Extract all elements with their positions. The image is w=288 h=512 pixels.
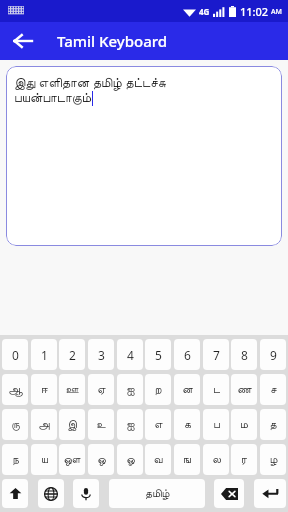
button[interactable]: Shift (2, 479, 28, 508)
staticText: இது எளிதான தமிழ் தட்டச்சு (14, 73, 167, 91)
button[interactable]: ச (260, 374, 286, 405)
button[interactable]: ஒ (88, 444, 114, 475)
staticText: 7 (213, 347, 220, 363)
staticText: வ (153, 454, 163, 465)
staticText: ஐ (126, 419, 135, 430)
button[interactable]: 5 (145, 339, 171, 370)
button[interactable]: ற (145, 374, 171, 405)
staticText: ர (241, 454, 247, 465)
staticText: த (269, 419, 277, 430)
staticText: ழ (269, 454, 278, 465)
button[interactable]: 8 (231, 339, 257, 370)
button[interactable]: ண (231, 374, 257, 405)
staticText: ஆ (8, 384, 23, 395)
button[interactable]: ப (203, 409, 229, 440)
staticText: 2 (69, 347, 76, 363)
button[interactable]: ஈ (31, 374, 57, 405)
button[interactable]: ம (231, 409, 257, 440)
button[interactable]: எ (145, 409, 171, 440)
button[interactable]: ந (2, 444, 28, 475)
button[interactable]: ஐ (117, 374, 143, 405)
button[interactable]: க (174, 409, 200, 440)
staticText: பயன்பாடாகும் (14, 92, 92, 105)
button[interactable]: 1 (31, 339, 57, 370)
staticText: 11:02 (240, 4, 269, 19)
button[interactable]: ழ (260, 444, 286, 475)
staticText: 4G (199, 6, 210, 17)
button[interactable]: Enter (254, 479, 286, 508)
staticText: ல (212, 454, 221, 465)
staticText: ஔ (63, 454, 81, 465)
button[interactable]: இது எளிதான தமிழ் தட்டச்சு (6, 66, 282, 246)
staticText: ஊ (65, 384, 79, 395)
staticText: Tamil Keyboard (57, 31, 168, 51)
staticText: உ (96, 419, 106, 430)
staticText: 9 (270, 347, 277, 363)
button[interactable]: ரு (2, 409, 28, 440)
button[interactable]: ன (174, 374, 200, 405)
button[interactable]: 2 (59, 339, 85, 370)
staticText: 4 (127, 347, 134, 363)
staticText: ட (213, 384, 220, 395)
button[interactable]: 7 (203, 339, 229, 370)
button[interactable]: ர (231, 444, 257, 475)
button[interactable]: ய (31, 444, 57, 475)
button[interactable]: ஔ (59, 444, 85, 475)
button[interactable]: உ (88, 409, 114, 440)
button[interactable]: ஊ (59, 374, 85, 405)
staticText: ன (182, 384, 193, 395)
staticText: AM (271, 7, 283, 17)
button[interactable]: ட (203, 374, 229, 405)
staticText: க (184, 419, 191, 430)
button[interactable]: 4 (117, 339, 143, 370)
button[interactable]: ஓ (117, 444, 143, 475)
button[interactable]: த (260, 409, 286, 440)
button[interactable]: Change language (38, 479, 64, 508)
button[interactable]: அ (31, 409, 57, 440)
button[interactable]: 6 (174, 339, 200, 370)
button[interactable]: Back (7, 25, 39, 57)
button[interactable]: தமிழ் (109, 479, 205, 508)
staticText: 8 (241, 347, 248, 363)
staticText: ங (183, 454, 191, 465)
staticText: 0 (12, 347, 19, 363)
button[interactable]: Backspace (214, 479, 244, 508)
button[interactable]: 0 (2, 339, 28, 370)
staticText: ந (12, 454, 19, 465)
staticText: ற (154, 384, 162, 395)
staticText: ரு (11, 419, 20, 430)
staticText: ண (237, 384, 252, 395)
staticText: ய (41, 454, 48, 465)
staticText: ஒ (97, 454, 106, 465)
button[interactable]: ல (203, 444, 229, 475)
button[interactable]: ஆ (2, 374, 28, 405)
button[interactable]: ஐ (117, 409, 143, 440)
staticText: ஓ (126, 454, 135, 465)
staticText: ஐ (126, 384, 135, 395)
staticText: 6 (184, 347, 191, 363)
staticText: இ (67, 419, 77, 430)
button[interactable]: 9 (260, 339, 286, 370)
staticText: ம (240, 419, 248, 430)
staticText: ச (270, 384, 277, 395)
button[interactable]: ஏ (88, 374, 114, 405)
staticText: 3 (98, 347, 105, 363)
staticText: எ (154, 419, 163, 430)
staticText: 5 (155, 347, 162, 363)
staticText: ஈ (41, 384, 48, 395)
button[interactable]: Voice input (73, 479, 99, 508)
staticText: அ (38, 419, 50, 430)
button[interactable]: ங (174, 444, 200, 475)
staticText: தமிழ் (145, 488, 170, 499)
button[interactable]: 3 (88, 339, 114, 370)
button[interactable]: வ (145, 444, 171, 475)
staticText: ப (213, 419, 220, 430)
button[interactable]: இ (59, 409, 85, 440)
staticText: 1 (41, 347, 48, 363)
staticText: ஏ (97, 384, 106, 395)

## Problem description
Copy the data lines word for word, beginning at the line that contains "button[interactable]: Shift (2, 479, 28, 508)" and stopping after the line that contains "staticText: ஐ (126, 419, 135, 430)".

## Task output
button[interactable]: Shift (2, 479, 28, 508)
staticText: இது எளிதான தமிழ் தட்டச்சு (14, 73, 167, 91)
button[interactable]: ச (260, 374, 286, 405)
button[interactable]: ஒ (88, 444, 114, 475)
staticText: 7 (213, 347, 220, 363)
staticText: வ (153, 454, 163, 465)
staticText: ஐ (126, 419, 135, 430)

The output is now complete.